====== Given entries
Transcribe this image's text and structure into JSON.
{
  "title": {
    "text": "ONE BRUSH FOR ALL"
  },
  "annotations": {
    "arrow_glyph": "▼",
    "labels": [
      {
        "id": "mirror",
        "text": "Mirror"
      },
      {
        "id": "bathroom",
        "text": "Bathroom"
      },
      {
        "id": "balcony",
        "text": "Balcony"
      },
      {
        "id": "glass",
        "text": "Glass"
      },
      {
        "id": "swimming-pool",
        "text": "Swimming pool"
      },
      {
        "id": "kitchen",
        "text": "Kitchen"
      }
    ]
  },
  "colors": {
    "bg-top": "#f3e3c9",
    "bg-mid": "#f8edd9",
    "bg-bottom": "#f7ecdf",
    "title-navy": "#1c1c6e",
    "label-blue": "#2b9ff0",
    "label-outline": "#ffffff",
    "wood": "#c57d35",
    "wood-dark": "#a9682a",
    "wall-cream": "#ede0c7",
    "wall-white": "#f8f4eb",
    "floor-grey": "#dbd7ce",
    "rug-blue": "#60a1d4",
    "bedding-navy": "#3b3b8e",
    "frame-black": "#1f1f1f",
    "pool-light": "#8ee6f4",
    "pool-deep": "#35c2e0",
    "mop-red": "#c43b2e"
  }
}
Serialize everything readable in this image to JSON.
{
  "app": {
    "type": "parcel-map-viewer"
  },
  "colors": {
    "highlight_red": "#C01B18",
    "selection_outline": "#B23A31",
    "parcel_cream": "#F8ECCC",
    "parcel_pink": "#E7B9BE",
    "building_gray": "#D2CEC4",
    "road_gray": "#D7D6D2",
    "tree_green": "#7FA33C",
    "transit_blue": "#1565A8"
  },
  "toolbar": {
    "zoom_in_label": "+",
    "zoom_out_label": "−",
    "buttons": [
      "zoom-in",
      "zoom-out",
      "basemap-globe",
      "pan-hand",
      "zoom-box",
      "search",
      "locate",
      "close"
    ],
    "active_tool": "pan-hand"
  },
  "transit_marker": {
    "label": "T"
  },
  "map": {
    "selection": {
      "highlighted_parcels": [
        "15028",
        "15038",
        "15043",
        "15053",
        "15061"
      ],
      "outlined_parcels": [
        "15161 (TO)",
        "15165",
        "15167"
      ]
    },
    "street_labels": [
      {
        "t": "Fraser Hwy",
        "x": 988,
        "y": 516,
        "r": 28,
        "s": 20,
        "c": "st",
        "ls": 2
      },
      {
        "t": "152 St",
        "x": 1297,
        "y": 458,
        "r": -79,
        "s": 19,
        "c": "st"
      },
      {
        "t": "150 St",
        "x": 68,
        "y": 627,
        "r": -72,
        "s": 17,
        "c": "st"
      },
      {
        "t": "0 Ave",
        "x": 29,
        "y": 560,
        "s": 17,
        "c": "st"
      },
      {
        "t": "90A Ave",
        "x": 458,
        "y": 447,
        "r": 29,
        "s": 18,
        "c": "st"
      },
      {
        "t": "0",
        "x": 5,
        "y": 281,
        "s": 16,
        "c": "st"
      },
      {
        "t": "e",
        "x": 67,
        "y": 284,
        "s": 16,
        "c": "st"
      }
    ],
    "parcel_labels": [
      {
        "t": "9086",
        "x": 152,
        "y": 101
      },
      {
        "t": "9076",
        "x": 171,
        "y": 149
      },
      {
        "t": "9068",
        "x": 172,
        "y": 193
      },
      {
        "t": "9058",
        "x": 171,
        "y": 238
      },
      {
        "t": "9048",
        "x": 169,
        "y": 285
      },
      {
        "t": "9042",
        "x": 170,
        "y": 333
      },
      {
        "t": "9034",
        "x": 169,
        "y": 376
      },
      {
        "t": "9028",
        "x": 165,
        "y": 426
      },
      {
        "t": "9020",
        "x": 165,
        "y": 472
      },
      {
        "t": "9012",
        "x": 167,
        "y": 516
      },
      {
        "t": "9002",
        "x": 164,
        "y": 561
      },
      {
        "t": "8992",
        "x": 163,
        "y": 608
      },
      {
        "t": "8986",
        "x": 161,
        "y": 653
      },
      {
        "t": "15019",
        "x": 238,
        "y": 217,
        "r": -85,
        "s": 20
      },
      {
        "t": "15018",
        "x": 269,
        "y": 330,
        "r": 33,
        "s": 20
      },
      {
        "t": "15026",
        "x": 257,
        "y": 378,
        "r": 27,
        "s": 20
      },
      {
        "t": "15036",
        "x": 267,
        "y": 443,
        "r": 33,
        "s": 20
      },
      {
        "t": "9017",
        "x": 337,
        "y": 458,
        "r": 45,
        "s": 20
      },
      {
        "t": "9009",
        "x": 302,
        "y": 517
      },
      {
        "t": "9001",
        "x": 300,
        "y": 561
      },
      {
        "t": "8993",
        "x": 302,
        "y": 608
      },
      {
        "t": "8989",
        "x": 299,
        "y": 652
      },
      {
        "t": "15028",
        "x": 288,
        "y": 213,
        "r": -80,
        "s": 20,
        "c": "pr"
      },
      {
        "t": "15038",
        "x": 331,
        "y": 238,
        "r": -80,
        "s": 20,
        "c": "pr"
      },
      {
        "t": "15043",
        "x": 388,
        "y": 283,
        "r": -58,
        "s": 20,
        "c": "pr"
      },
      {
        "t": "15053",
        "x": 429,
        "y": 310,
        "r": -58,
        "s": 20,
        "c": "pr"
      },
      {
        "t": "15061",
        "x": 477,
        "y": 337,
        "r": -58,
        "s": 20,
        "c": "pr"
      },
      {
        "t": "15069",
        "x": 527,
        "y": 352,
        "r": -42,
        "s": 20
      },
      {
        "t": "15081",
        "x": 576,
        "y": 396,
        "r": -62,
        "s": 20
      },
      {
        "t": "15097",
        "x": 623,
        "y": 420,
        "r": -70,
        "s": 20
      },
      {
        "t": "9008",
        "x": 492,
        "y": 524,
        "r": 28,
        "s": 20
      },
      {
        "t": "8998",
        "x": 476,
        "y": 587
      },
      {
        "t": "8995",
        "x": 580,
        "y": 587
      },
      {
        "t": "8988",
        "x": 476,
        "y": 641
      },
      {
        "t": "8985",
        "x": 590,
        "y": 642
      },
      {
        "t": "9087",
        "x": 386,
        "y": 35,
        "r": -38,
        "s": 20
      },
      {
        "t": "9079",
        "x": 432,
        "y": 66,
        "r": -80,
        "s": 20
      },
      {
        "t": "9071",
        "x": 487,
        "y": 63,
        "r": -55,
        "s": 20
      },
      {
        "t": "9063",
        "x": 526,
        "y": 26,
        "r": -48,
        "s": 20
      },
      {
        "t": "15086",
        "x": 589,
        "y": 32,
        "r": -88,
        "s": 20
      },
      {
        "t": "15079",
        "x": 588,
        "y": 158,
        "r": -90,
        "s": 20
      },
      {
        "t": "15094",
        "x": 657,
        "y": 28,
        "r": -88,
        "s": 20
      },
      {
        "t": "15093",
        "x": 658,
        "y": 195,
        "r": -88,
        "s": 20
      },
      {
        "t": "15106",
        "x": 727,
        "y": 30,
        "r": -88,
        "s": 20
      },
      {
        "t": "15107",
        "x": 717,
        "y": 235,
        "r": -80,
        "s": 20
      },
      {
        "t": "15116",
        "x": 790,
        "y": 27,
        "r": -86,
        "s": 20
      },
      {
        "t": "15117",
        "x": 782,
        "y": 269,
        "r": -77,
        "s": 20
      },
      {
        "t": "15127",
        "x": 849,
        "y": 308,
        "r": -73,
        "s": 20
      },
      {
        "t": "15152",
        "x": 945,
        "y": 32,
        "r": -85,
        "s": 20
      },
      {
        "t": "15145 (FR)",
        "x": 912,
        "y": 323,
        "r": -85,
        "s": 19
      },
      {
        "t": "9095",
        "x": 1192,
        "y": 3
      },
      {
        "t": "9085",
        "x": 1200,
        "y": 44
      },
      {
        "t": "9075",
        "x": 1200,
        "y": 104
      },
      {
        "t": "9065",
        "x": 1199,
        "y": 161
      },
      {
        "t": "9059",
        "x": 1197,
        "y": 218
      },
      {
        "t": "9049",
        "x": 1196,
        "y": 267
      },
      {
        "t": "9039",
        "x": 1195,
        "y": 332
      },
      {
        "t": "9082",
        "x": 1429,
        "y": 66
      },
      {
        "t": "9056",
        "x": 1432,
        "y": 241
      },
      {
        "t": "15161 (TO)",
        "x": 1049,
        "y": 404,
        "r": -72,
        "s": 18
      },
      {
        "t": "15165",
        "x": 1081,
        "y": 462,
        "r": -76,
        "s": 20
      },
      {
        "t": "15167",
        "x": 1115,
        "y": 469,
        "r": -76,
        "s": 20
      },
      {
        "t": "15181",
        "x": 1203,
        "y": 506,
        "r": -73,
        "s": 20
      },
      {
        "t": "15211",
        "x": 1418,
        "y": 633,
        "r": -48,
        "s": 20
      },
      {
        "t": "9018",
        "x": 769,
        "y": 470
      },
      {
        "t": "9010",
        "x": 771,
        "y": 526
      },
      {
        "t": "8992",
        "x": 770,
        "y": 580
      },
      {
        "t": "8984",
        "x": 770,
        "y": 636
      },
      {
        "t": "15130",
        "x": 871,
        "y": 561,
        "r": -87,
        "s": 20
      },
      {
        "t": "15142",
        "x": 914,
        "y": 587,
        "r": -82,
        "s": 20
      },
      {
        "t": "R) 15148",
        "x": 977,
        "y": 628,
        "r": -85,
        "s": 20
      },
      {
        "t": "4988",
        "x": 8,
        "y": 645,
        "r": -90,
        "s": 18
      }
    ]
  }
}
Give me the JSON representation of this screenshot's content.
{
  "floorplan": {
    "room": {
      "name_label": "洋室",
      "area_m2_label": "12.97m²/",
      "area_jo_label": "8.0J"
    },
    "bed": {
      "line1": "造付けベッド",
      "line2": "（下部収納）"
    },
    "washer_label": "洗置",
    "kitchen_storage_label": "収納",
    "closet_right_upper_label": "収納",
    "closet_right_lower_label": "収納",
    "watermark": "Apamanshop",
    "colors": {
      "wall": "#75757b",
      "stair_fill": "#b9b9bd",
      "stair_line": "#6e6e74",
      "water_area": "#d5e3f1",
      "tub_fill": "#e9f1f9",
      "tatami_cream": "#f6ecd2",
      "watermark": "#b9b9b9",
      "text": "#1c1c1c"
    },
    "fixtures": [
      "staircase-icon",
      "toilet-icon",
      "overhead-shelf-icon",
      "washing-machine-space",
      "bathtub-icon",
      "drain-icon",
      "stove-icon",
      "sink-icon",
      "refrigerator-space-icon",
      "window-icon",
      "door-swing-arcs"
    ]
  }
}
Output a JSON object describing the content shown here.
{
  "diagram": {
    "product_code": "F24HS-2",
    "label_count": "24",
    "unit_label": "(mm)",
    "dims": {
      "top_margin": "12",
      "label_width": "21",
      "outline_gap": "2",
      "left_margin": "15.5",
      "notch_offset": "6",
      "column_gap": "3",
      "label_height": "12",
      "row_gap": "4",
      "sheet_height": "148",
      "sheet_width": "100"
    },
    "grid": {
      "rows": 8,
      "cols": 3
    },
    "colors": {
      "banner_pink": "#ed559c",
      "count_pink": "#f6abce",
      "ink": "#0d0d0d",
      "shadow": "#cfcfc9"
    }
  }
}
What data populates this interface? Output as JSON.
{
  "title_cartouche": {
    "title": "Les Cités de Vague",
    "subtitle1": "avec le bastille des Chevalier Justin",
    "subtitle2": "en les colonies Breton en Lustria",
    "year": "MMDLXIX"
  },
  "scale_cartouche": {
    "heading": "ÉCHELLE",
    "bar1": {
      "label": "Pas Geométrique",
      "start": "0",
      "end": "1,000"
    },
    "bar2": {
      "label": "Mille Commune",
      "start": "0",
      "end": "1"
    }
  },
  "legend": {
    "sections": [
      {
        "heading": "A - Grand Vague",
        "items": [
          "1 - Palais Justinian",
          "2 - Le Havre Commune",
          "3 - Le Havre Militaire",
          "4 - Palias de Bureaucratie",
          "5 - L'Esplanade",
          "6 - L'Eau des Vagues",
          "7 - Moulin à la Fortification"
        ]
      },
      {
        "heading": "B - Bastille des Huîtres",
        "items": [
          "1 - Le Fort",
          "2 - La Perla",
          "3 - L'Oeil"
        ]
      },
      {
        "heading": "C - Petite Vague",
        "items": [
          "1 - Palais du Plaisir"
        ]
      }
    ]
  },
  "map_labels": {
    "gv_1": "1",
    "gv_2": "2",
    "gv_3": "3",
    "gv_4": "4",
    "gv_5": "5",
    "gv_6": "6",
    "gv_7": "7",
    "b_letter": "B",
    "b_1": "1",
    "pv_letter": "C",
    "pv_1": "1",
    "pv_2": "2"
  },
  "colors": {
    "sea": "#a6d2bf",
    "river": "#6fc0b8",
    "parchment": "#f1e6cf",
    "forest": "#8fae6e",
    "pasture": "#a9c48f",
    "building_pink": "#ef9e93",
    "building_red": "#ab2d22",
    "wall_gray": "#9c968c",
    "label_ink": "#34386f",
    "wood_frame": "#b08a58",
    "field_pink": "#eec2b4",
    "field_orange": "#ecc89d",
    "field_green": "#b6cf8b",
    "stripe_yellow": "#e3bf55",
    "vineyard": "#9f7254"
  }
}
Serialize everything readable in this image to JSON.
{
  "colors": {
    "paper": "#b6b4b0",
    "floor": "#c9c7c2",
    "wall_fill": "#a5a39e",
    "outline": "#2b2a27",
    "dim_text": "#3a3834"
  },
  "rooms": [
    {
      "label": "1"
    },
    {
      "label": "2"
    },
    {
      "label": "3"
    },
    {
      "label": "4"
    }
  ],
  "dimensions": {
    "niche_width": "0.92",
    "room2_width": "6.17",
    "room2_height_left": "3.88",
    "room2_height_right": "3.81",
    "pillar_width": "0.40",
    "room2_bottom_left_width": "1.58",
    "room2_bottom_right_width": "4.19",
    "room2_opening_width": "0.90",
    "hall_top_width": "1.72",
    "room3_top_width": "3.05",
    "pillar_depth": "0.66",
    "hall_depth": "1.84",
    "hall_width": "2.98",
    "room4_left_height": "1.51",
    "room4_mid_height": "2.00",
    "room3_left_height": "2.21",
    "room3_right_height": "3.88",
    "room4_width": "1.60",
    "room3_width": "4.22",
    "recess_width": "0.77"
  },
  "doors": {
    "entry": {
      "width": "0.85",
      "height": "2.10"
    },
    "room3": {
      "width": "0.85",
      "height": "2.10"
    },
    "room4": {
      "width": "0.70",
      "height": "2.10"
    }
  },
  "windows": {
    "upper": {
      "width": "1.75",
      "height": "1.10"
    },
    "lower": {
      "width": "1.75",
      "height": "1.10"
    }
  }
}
============
- _Given task_
Looking at the entries above, state how many lines contain "navy"; give the number alone.

- _Task response_
2